* **Problem statement**
Say how many lines include the word "vízigényű", using only a number.

* **Records provided**
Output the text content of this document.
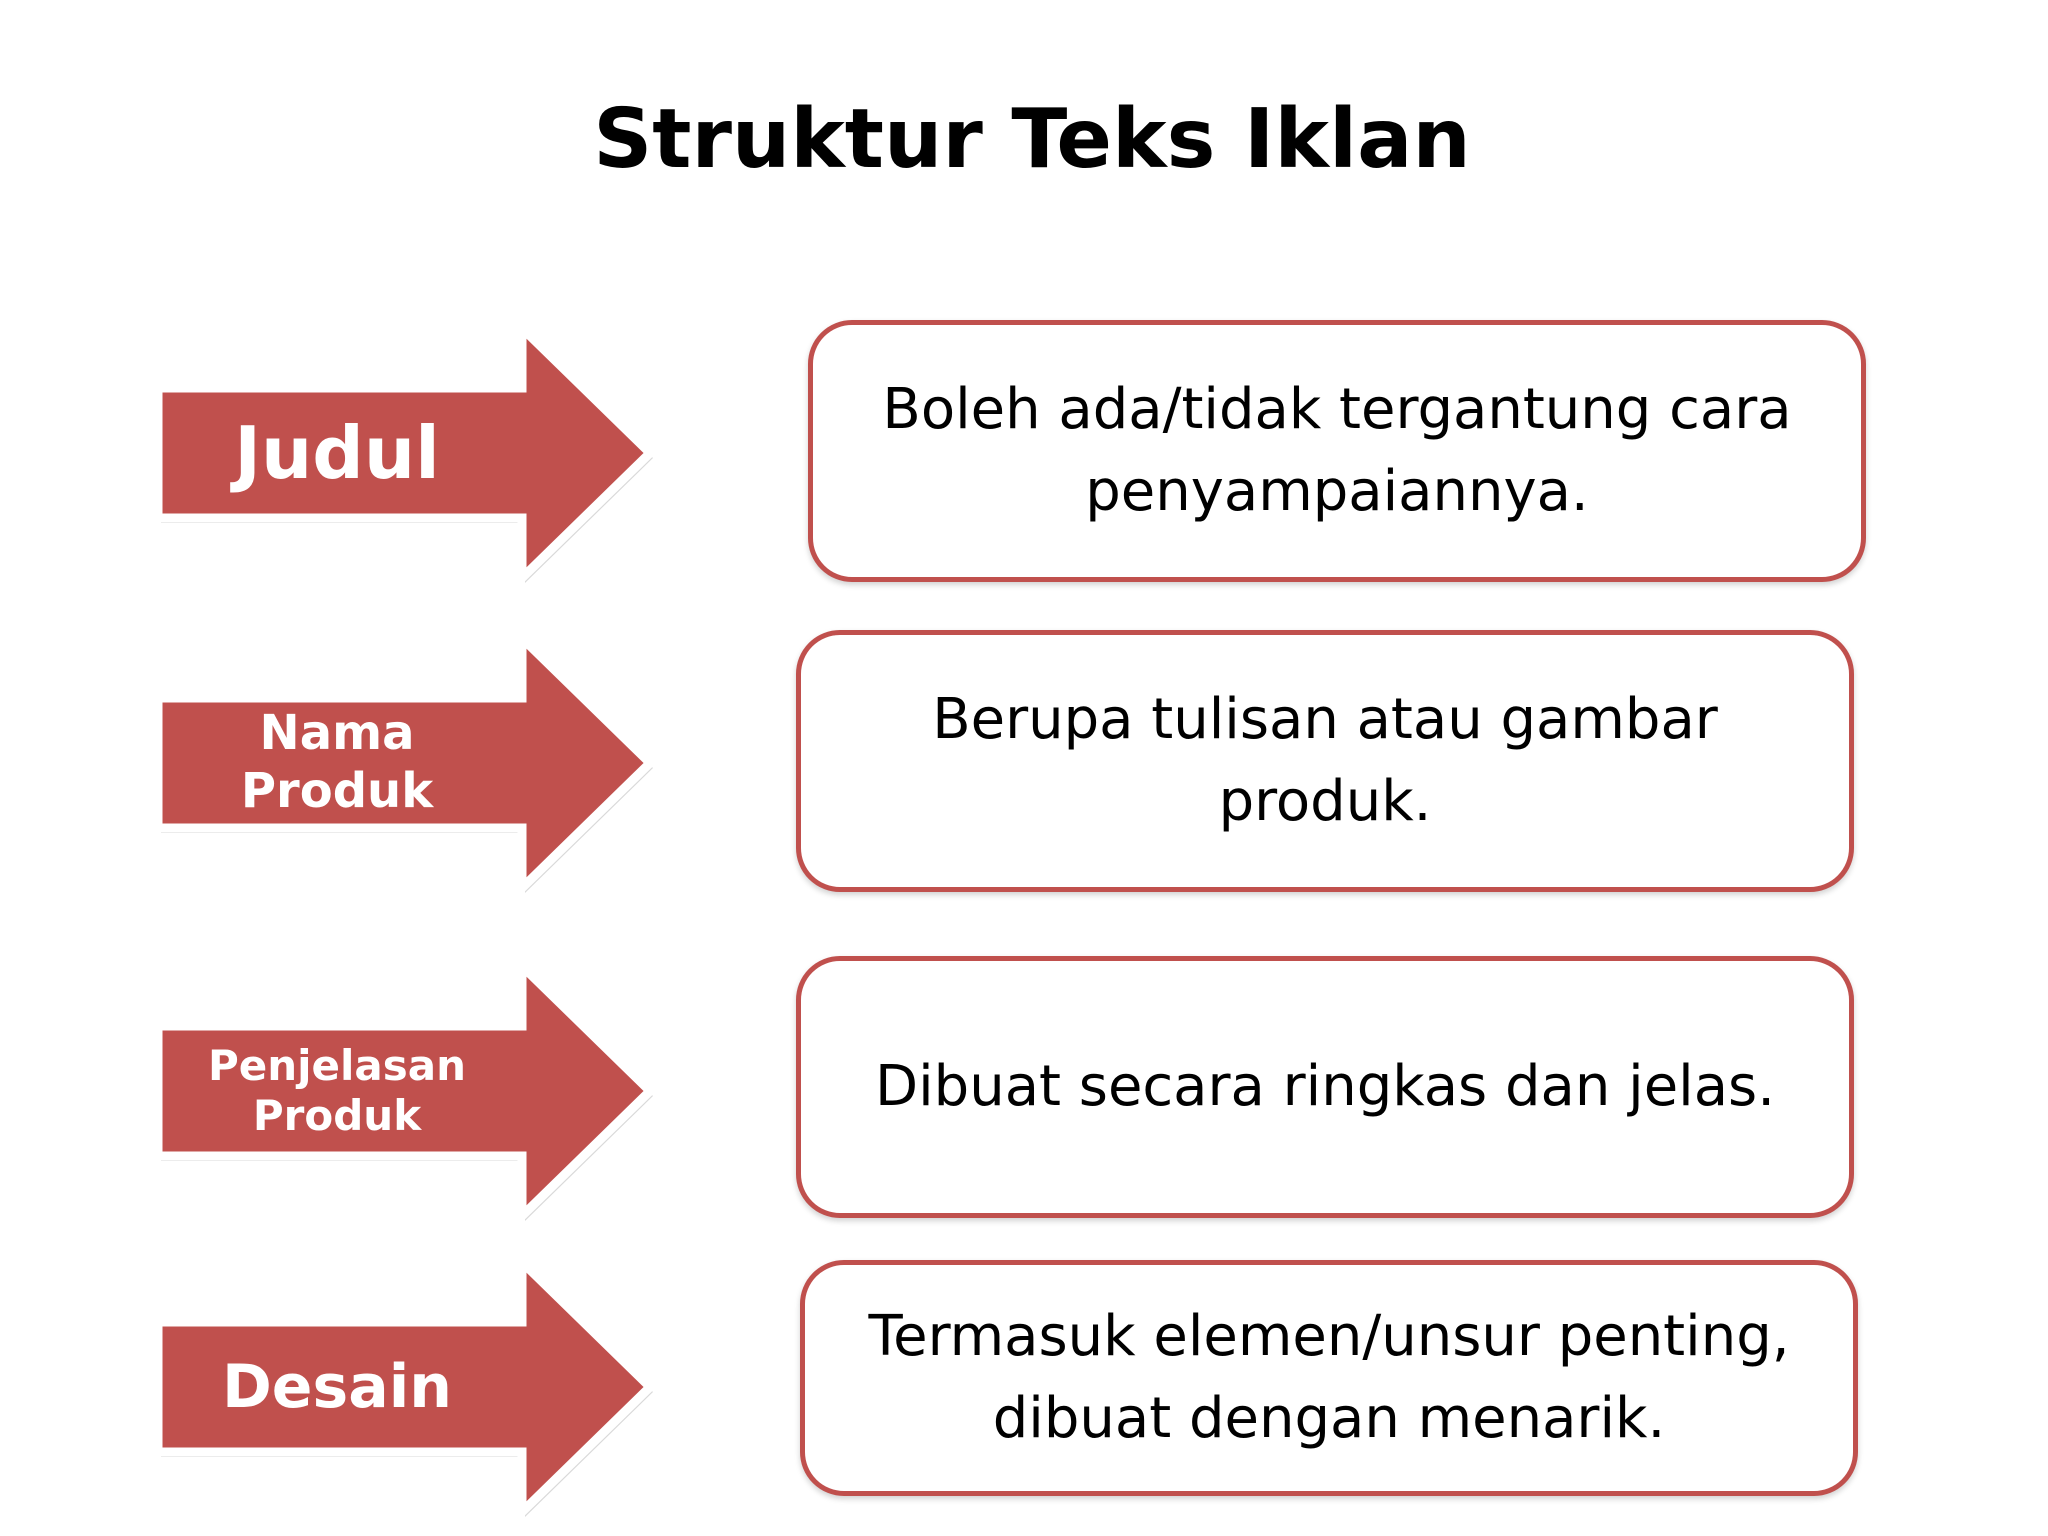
Struktur Teks Iklan
Judul
Boleh ada/tidak tergantung cara penyampaiannya.
Nama Produk
Berupa tulisan atau gambar produk.
Penjelasan Produk	Dibuat secara ringkas dan jelas.
Desain
Termasuk elemen/unsur penting, dibuat dengan menarik.
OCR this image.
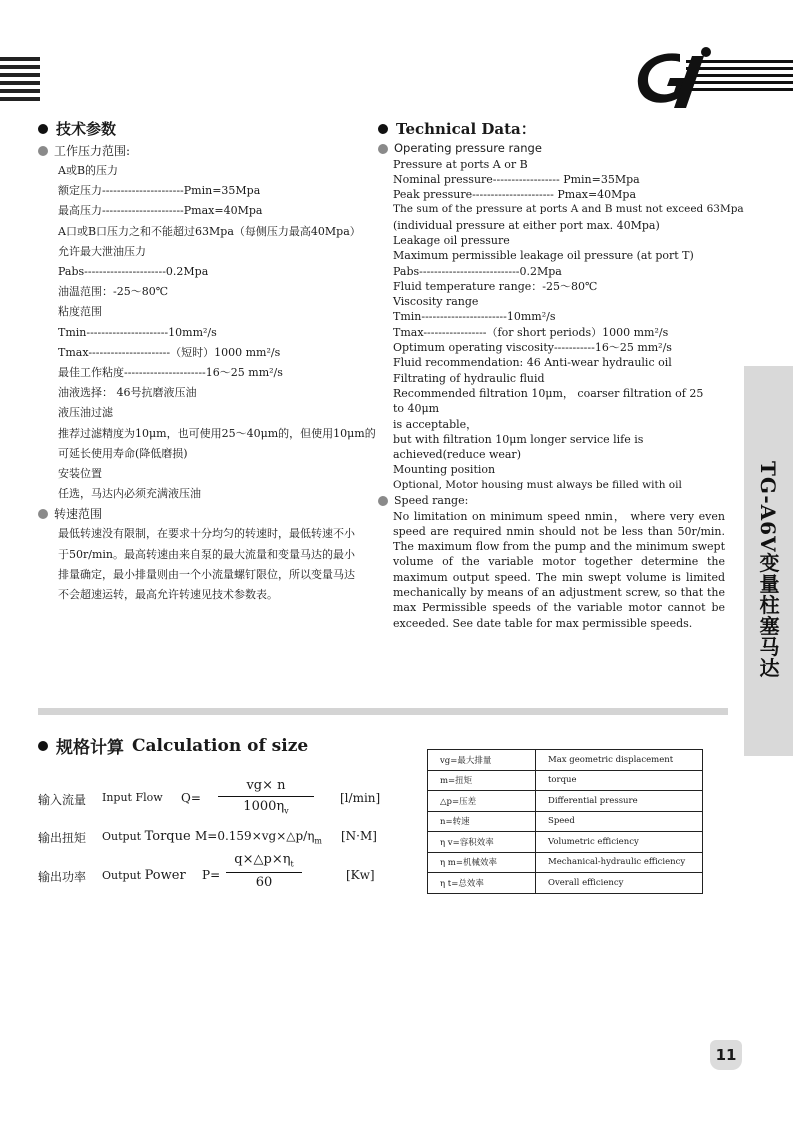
技术参数
工作压力范围:
A或B的压力
额定压力----------------------Pmin=35Mpa
最高压力----------------------Pmax=40Mpa
A口或B口压力之和不能超过63Mpa（每侧压力最高40Mpa）
允许最大泄油压力
Pabs----------------------0.2Mpa
油温范围：-25～80℃
粘度范围
Tmin----------------------10mm²/s
Tmax----------------------（短时）1000 mm²/s
最佳工作粘度----------------------16～25 mm²/s
油液选择： 46号抗磨液压油
液压油过滤
推荐过滤精度为10μm，也可使用25～40μm的，但使用10μm的可延长使用寿命(降低磨损)
安装位置
任选，马达内必须充满液压油
转速范围
最低转速没有限制，在要求十分均匀的转速时，最低转速不小于50r/min。最高转速由来自泵的最大流量和变量马达的最小排量确定，最小排量则由一个小流量螺钉限位，所以变量马达不会超速运转，最高允许转速见技术参数表。
Technical Data ：
Operating pressure range
Pressure at ports A or B
Nominal pressure------------------ Pmin=35Mpa
Peak pressure---------------------- Pmax=40Mpa
The sum of the pressure at ports A and B must not exceed 63Mpa
(individual pressure at either port max. 40Mpa)
Leakage oil pressure
Maximum permissible leakage oil pressure (at port T)
Pabs---------------------------0.2Mpa
Fluid temperature range：-25～80℃
Viscosity range
Tmin-----------------------10mm²/s
Tmax-----------------（for short periods）1000 mm²/s
Optimum operating viscosity-----------16～25 mm²/s
Fluid recommendation: 46 Anti-wear hydraulic oil
Filtrating of hydraulic fluid
Recommended filtration 10μm， coarser filtration of 25 to 40μm
is acceptable，
but with filtration 10μm longer service life is
achieved(reduce wear)
Mounting position
Optional, Motor housing must always be filled with oil
Speed range:
No limitation on minimum speed nmin， where very even speed are required nmin should not be less than 50r/min. The maximum flow from the pump and the minimum swept volume of the variable motor together determine the maximum output speed. The min swept volume is limited mechanically by means of an adjustment screw, so that the max Permissible speeds of the variable motor cannot be exceeded. See date table for max permissible speeds.	TG-A6V变量柱塞马达
规格计算 Calculation of size
输入流量 Input Flow $Q= \frac{vg\times n}{1000\eta_v} [l/\min]$
输出扭矩 Output Torque $M=0.159\times vg\times\triangle p/\eta_m$ [N·M]
输出功率 Output Power $P= \frac{q\times\triangle p\times\eta_t}{60}$	[Kw]
vg=最大排量	Max geometric displacement
m=扭矩	torque
△p=压差	Differential pressure
n=转速	Speed
η v=容积效率	Volumetric efficiency
η m=机械效率	Mechanical-hydraulic efficiency
η t=总效率	Overall efficiency
11
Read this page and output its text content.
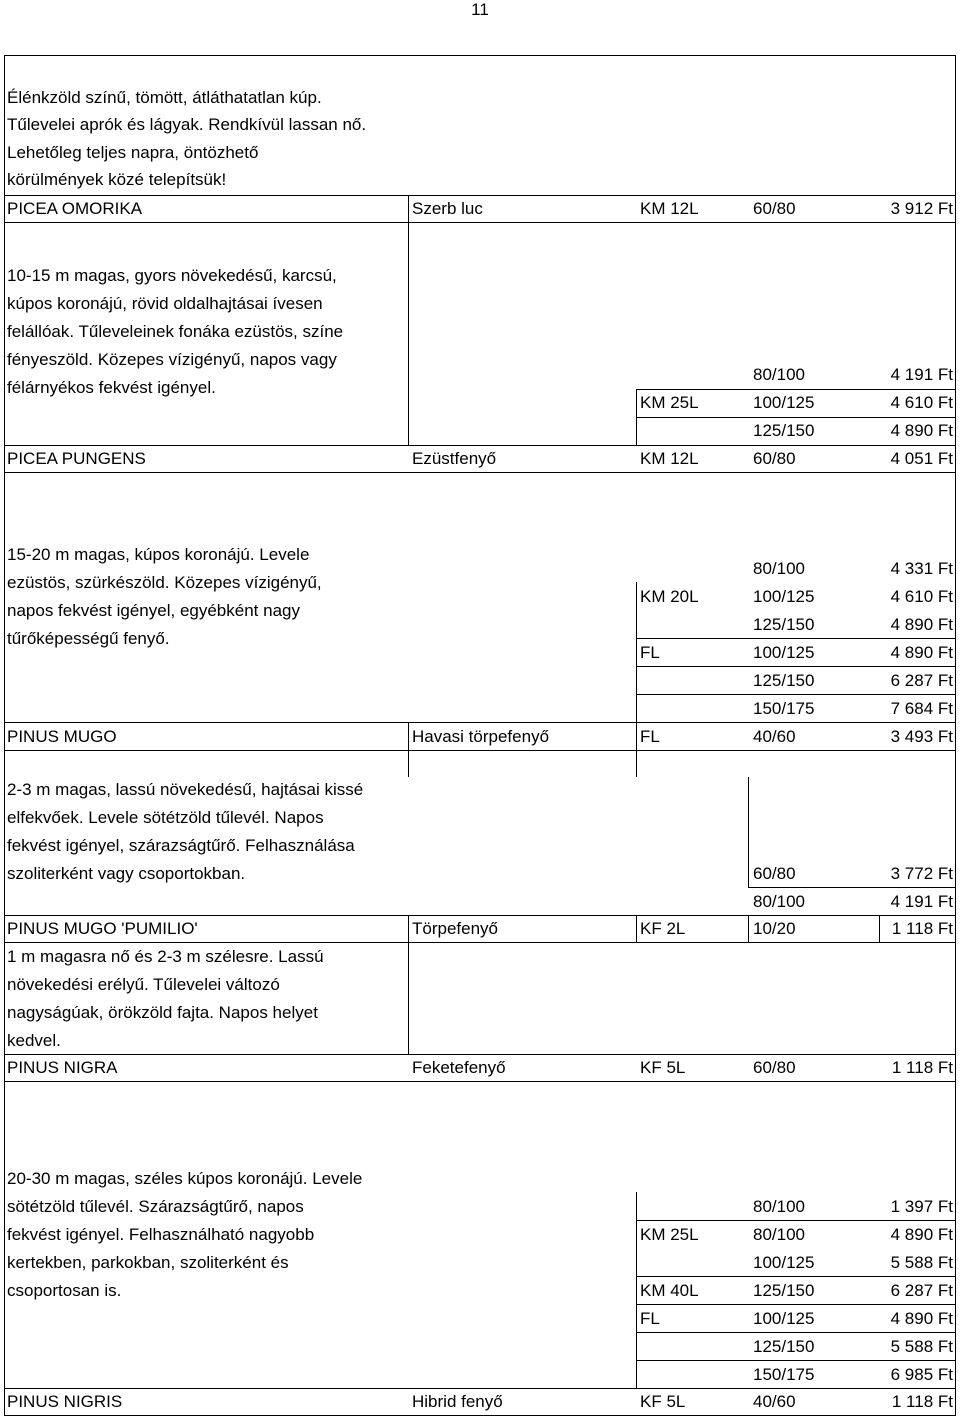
11
Élénkzöld színű, tömött, átláthatatlan kúp.
Tűlevelei aprók és lágyak. Rendkívül lassan nő.
Lehetőleg teljes napra, öntözhető
körülmények közé telepítsük!
PICEA OMORIKA	Szerb luc	KM 12L	60/80	3 912 Ft
10-15 m magas, gyors növekedésű, karcsú,
kúpos koronájú, rövid oldalhajtásai ívesen
felállóak. Tűleveleinek fonáka ezüstös, színe
fényeszöld. Közepes vízigényű, napos vagy
félárnyékos fekvést igényel.
80/100	4 191 Ft
KM 25L	100/125	4 610 Ft
125/150	4 890 Ft
PICEA PUNGENS	Ezüstfenyő	KM 12L	60/80	4 051 Ft
15-20 m magas, kúpos koronájú. Levele
ezüstös, szürkészöld. Közepes vízigényű,
napos fekvést igényel, egyébként nagy
tűrőképességű fenyő.
80/100	4 331 Ft
KM 20L	100/125	4 610 Ft
125/150	4 890 Ft
FL	100/125	4 890 Ft
125/150	6 287 Ft
150/175	7 684 Ft
PINUS MUGO	Havasi törpefenyő	FL	40/60	3 493 Ft
2-3 m magas, lassú növekedésű, hajtásai kissé
elfekvőek. Levele sötétzöld tűlevél. Napos
fekvést igényel, szárazságtűrő. Felhasználása
szoliterként vagy csoportokban.	60/80	3 772 Ft
80/100	4 191 Ft
PINUS MUGO 'PUMILIO'	Törpefenyő	KF 2L	10/20	1 118 Ft
1 m magasra nő és 2-3 m szélesre. Lassú
növekedési erélyű. Tűlevelei változó
nagyságúak, örökzöld fajta. Napos helyet
kedvel.
PINUS NIGRA	Feketefenyő	KF 5L	60/80	1 118 Ft
20-30 m magas, széles kúpos koronájú. Levele
sötétzöld tűlevél. Szárazságtűrő, napos
fekvést igényel. Felhasználható nagyobb
kertekben, parkokban, szoliterként és
csoportosan is.
80/100	1 397 Ft
KM 25L	80/100	4 890 Ft
100/125	5 588 Ft
KM 40L	125/150	6 287 Ft
FL	100/125	4 890 Ft
125/150	5 588 Ft
150/175	6 985 Ft
PINUS NIGRIS	Hibrid fenyő	KF 5L	40/60	1 118 Ft
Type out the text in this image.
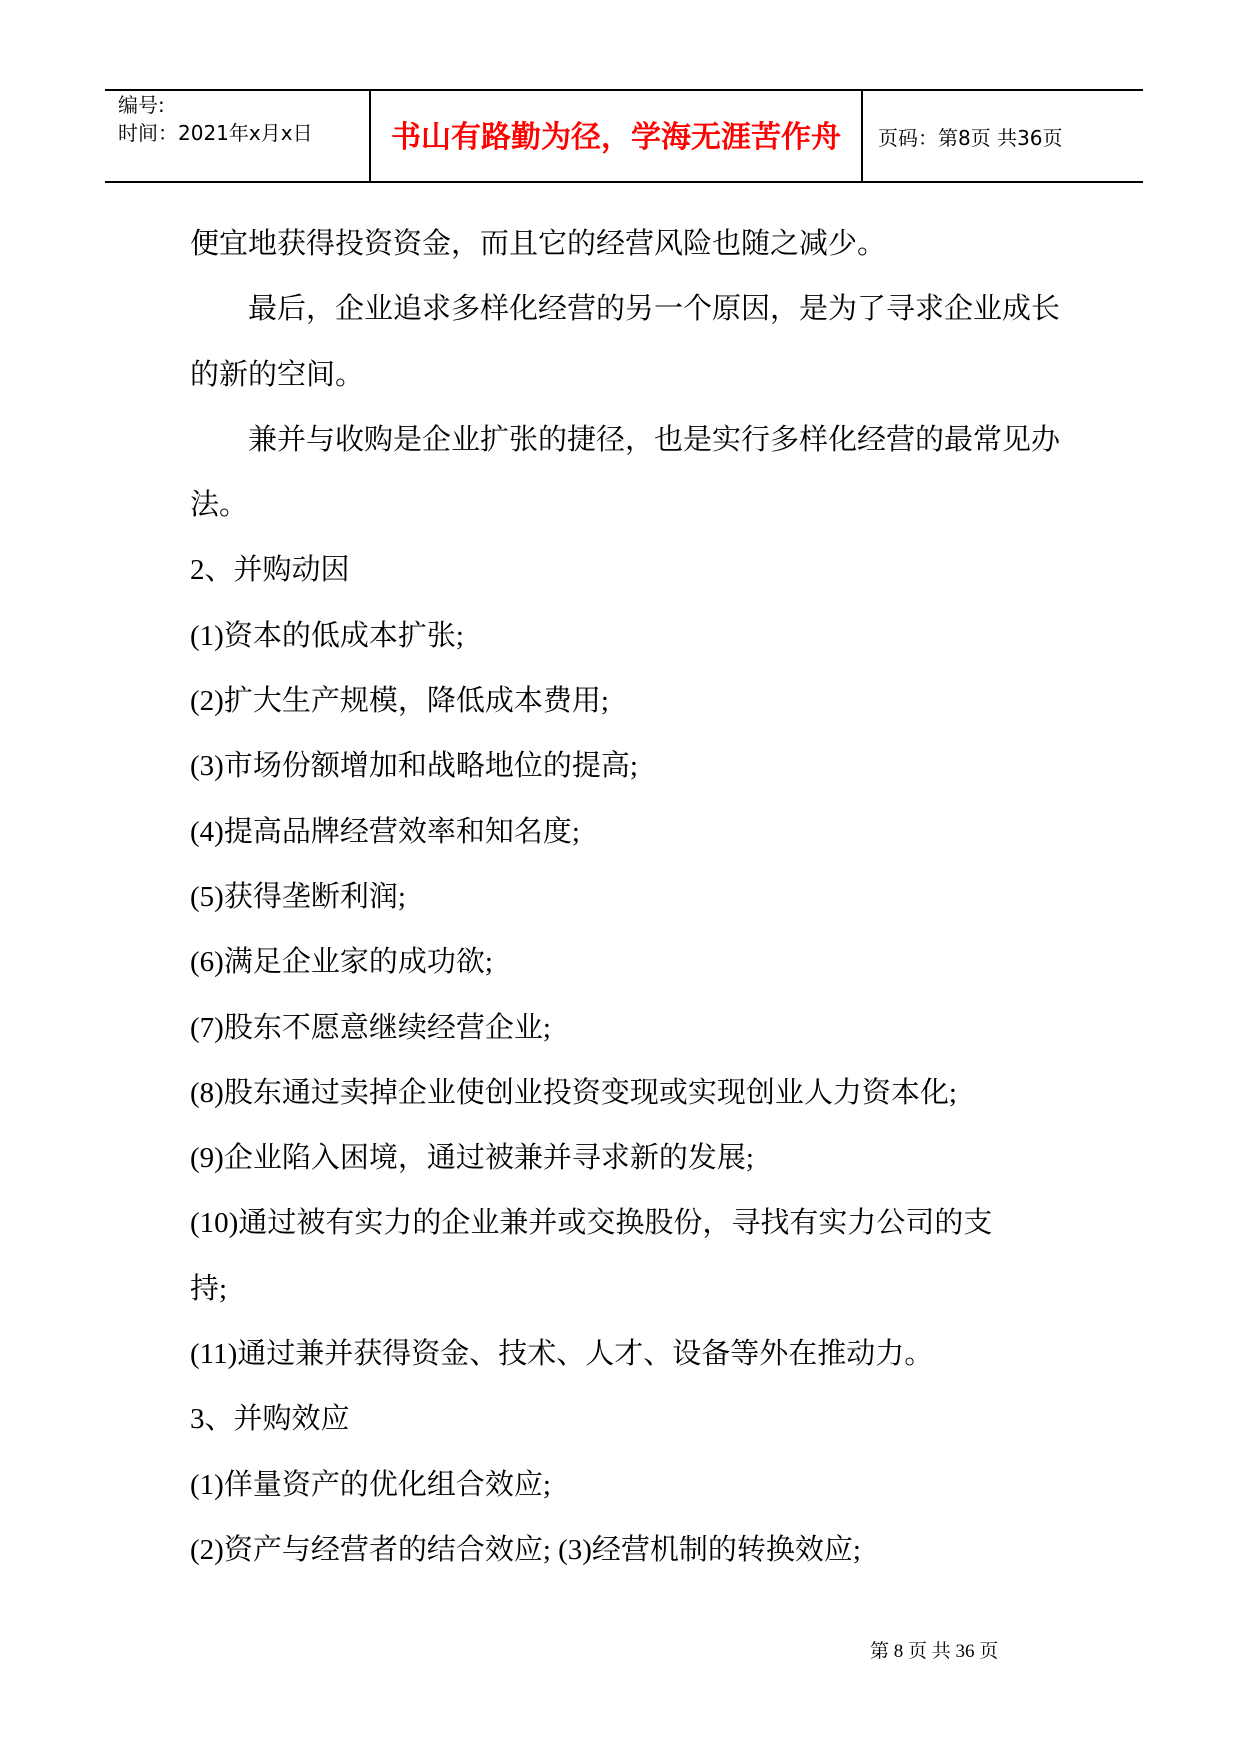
编号:
时间：2021年x月x日	书山有路勤为径，学海无涯苦作舟	页码：第8页 共36页
便宜地获得投资资金，而且它的经营风险也随之减少。
最后，企业追求多样化经营的另一个原因，是为了寻求企业成长
的新的空间。
兼并与收购是企业扩张的捷径，也是实行多样化经营的最常见办
法。
2、并购动因
(1)资本的低成本扩张;
(2)扩大生产规模，降低成本费用;
(3)市场份额增加和战略地位的提高;
(4)提高品牌经营效率和知名度;
(5)获得垄断利润;
(6)满足企业家的成功欲;
(7)股东不愿意继续经营企业;
(8)股东通过卖掉企业使创业投资变现或实现创业人力资本化;
(9)企业陷入困境，通过被兼并寻求新的发展;
(10)通过被有实力的企业兼并或交换股份，寻找有实力公司的支
持;
(11)通过兼并获得资金、技术、人才、设备等外在推动力。
3、并购效应
(1)佯量资产的优化组合效应;
(2)资产与经营者的结合效应; (3)经营机制的转换效应;
第 8 页 共 36 页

* **The answer**
2